▶ Written instruction: Print all of the entries exactly, minus the pictures.

▶ Input rows:

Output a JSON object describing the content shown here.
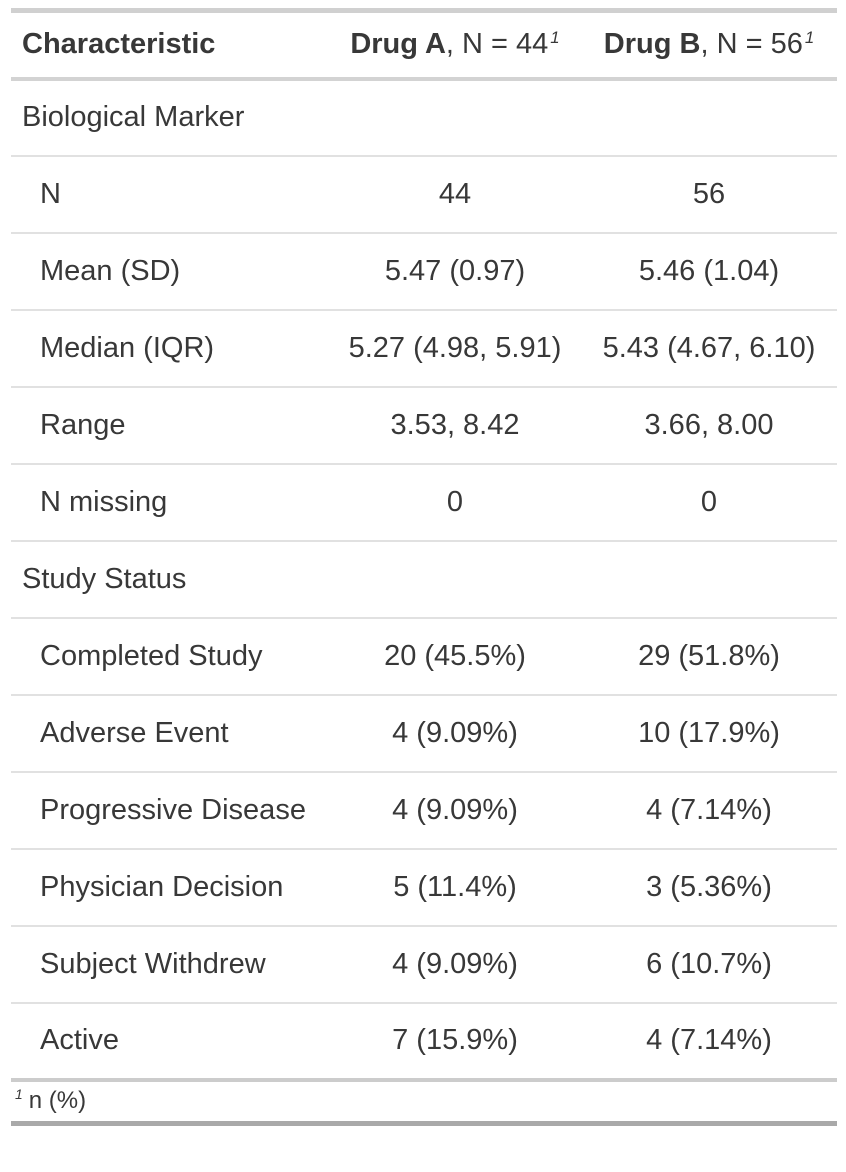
{
  "colors": {
    "background": "#ffffff",
    "text": "#383838",
    "border_top": "#d0d0d0",
    "header_border": "#d3d3d3",
    "row_separator": "#e1e1e1",
    "body_bottom_border": "#cccccc",
    "table_bottom_border": "#a9a9a9"
  },
  "table": {
    "header": {
      "characteristic": "Characteristic",
      "drug_a": {
        "name": "Drug A",
        "rest": ", N = 44",
        "footnote_mark": "1"
      },
      "drug_b": {
        "name": "Drug B",
        "rest": ", N = 56",
        "footnote_mark": "1"
      }
    },
    "rows": [
      {
        "label": "Biological Marker",
        "group": true,
        "indent": false,
        "drug_a": "",
        "drug_b": ""
      },
      {
        "label": "N",
        "group": false,
        "indent": true,
        "drug_a": "44",
        "drug_b": "56"
      },
      {
        "label": "Mean (SD)",
        "group": false,
        "indent": true,
        "drug_a": "5.47 (0.97)",
        "drug_b": "5.46 (1.04)"
      },
      {
        "label": "Median (IQR)",
        "group": false,
        "indent": true,
        "drug_a": "5.27 (4.98, 5.91)",
        "drug_b": "5.43 (4.67, 6.10)"
      },
      {
        "label": "Range",
        "group": false,
        "indent": true,
        "drug_a": "3.53, 8.42",
        "drug_b": "3.66, 8.00"
      },
      {
        "label": "N missing",
        "group": false,
        "indent": true,
        "drug_a": "0",
        "drug_b": "0"
      },
      {
        "label": "Study Status",
        "group": true,
        "indent": false,
        "drug_a": "",
        "drug_b": ""
      },
      {
        "label": "Completed Study",
        "group": false,
        "indent": true,
        "drug_a": "20 (45.5%)",
        "drug_b": "29 (51.8%)"
      },
      {
        "label": "Adverse Event",
        "group": false,
        "indent": true,
        "drug_a": "4 (9.09%)",
        "drug_b": "10 (17.9%)"
      },
      {
        "label": "Progressive Disease",
        "group": false,
        "indent": true,
        "drug_a": "4 (9.09%)",
        "drug_b": "4 (7.14%)"
      },
      {
        "label": "Physician Decision",
        "group": false,
        "indent": true,
        "drug_a": "5 (11.4%)",
        "drug_b": "3 (5.36%)"
      },
      {
        "label": "Subject Withdrew",
        "group": false,
        "indent": true,
        "drug_a": "4 (9.09%)",
        "drug_b": "6 (10.7%)"
      },
      {
        "label": "Active",
        "group": false,
        "indent": true,
        "drug_a": "7 (15.9%)",
        "drug_b": "4 (7.14%)"
      }
    ],
    "footnote": {
      "mark": "1",
      "text": "n (%)"
    }
  },
  "chart_data": {
    "type": "table",
    "title": "",
    "columns": [
      "Characteristic",
      "Drug A, N = 44 (1)",
      "Drug B, N = 56 (1)"
    ],
    "rows": [
      [
        "Biological Marker",
        "",
        ""
      ],
      [
        "N",
        "44",
        "56"
      ],
      [
        "Mean (SD)",
        "5.47 (0.97)",
        "5.46 (1.04)"
      ],
      [
        "Median (IQR)",
        "5.27 (4.98, 5.91)",
        "5.43 (4.67, 6.10)"
      ],
      [
        "Range",
        "3.53, 8.42",
        "3.66, 8.00"
      ],
      [
        "N missing",
        "0",
        "0"
      ],
      [
        "Study Status",
        "",
        ""
      ],
      [
        "Completed Study",
        "20 (45.5%)",
        "29 (51.8%)"
      ],
      [
        "Adverse Event",
        "4 (9.09%)",
        "10 (17.9%)"
      ],
      [
        "Progressive Disease",
        "4 (9.09%)",
        "4 (7.14%)"
      ],
      [
        "Physician Decision",
        "5 (11.4%)",
        "3 (5.36%)"
      ],
      [
        "Subject Withdrew",
        "4 (9.09%)",
        "6 (10.7%)"
      ],
      [
        "Active",
        "7 (15.9%)",
        "4 (7.14%)"
      ]
    ],
    "footnote": "1 n (%)"
  }
}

▶ The output:
Output a JSON object describing the content shown here.
{
  "colors": {
    "background": "#ffffff",
    "text": "#383838",
    "border_top": "#d0d0d0",
    "header_border": "#d3d3d3",
    "row_separator": "#e1e1e1",
    "body_bottom_border": "#cccccc",
    "table_bottom_border": "#a9a9a9"
  },
  "table": {
    "header": {
      "characteristic": "Characteristic",
      "drug_a": {
        "name": "Drug A",
        "rest": ", N = 44",
        "footnote_mark": "1"
      },
      "drug_b": {
        "name": "Drug B",
        "rest": ", N = 56",
        "footnote_mark": "1"
      }
    },
    "rows": [
      {
        "label": "Biological Marker",
        "group": true,
        "indent": false,
        "drug_a": "",
        "drug_b": ""
      },
      {
        "label": "N",
        "group": false,
        "indent": true,
        "drug_a": "44",
        "drug_b": "56"
      },
      {
        "label": "Mean (SD)",
        "group": false,
        "indent": true,
        "drug_a": "5.47 (0.97)",
        "drug_b": "5.46 (1.04)"
      },
      {
        "label": "Median (IQR)",
        "group": false,
        "indent": true,
        "drug_a": "5.27 (4.98, 5.91)",
        "drug_b": "5.43 (4.67, 6.10)"
      },
      {
        "label": "Range",
        "group": false,
        "indent": true,
        "drug_a": "3.53, 8.42",
        "drug_b": "3.66, 8.00"
      },
      {
        "label": "N missing",
        "group": false,
        "indent": true,
        "drug_a": "0",
        "drug_b": "0"
      },
      {
        "label": "Study Status",
        "group": true,
        "indent": false,
        "drug_a": "",
        "drug_b": ""
      },
      {
        "label": "Completed Study",
        "group": false,
        "indent": true,
        "drug_a": "20 (45.5%)",
        "drug_b": "29 (51.8%)"
      },
      {
        "label": "Adverse Event",
        "group": false,
        "indent": true,
        "drug_a": "4 (9.09%)",
        "drug_b": "10 (17.9%)"
      },
      {
        "label": "Progressive Disease",
        "group": false,
        "indent": true,
        "drug_a": "4 (9.09%)",
        "drug_b": "4 (7.14%)"
      },
      {
        "label": "Physician Decision",
        "group": false,
        "indent": true,
        "drug_a": "5 (11.4%)",
        "drug_b": "3 (5.36%)"
      },
      {
        "label": "Subject Withdrew",
        "group": false,
        "indent": true,
        "drug_a": "4 (9.09%)",
        "drug_b": "6 (10.7%)"
      },
      {
        "label": "Active",
        "group": false,
        "indent": true,
        "drug_a": "7 (15.9%)",
        "drug_b": "4 (7.14%)"
      }
    ],
    "footnote": {
      "mark": "1",
      "text": "n (%)"
    }
  },
  "chart_data": {
    "type": "table",
    "title": "",
    "columns": [
      "Characteristic",
      "Drug A, N = 44 (1)",
      "Drug B, N = 56 (1)"
    ],
    "rows": [
      [
        "Biological Marker",
        "",
        ""
      ],
      [
        "N",
        "44",
        "56"
      ],
      [
        "Mean (SD)",
        "5.47 (0.97)",
        "5.46 (1.04)"
      ],
      [
        "Median (IQR)",
        "5.27 (4.98, 5.91)",
        "5.43 (4.67, 6.10)"
      ],
      [
        "Range",
        "3.53, 8.42",
        "3.66, 8.00"
      ],
      [
        "N missing",
        "0",
        "0"
      ],
      [
        "Study Status",
        "",
        ""
      ],
      [
        "Completed Study",
        "20 (45.5%)",
        "29 (51.8%)"
      ],
      [
        "Adverse Event",
        "4 (9.09%)",
        "10 (17.9%)"
      ],
      [
        "Progressive Disease",
        "4 (9.09%)",
        "4 (7.14%)"
      ],
      [
        "Physician Decision",
        "5 (11.4%)",
        "3 (5.36%)"
      ],
      [
        "Subject Withdrew",
        "4 (9.09%)",
        "6 (10.7%)"
      ],
      [
        "Active",
        "7 (15.9%)",
        "4 (7.14%)"
      ]
    ],
    "footnote": "1 n (%)"
  }
}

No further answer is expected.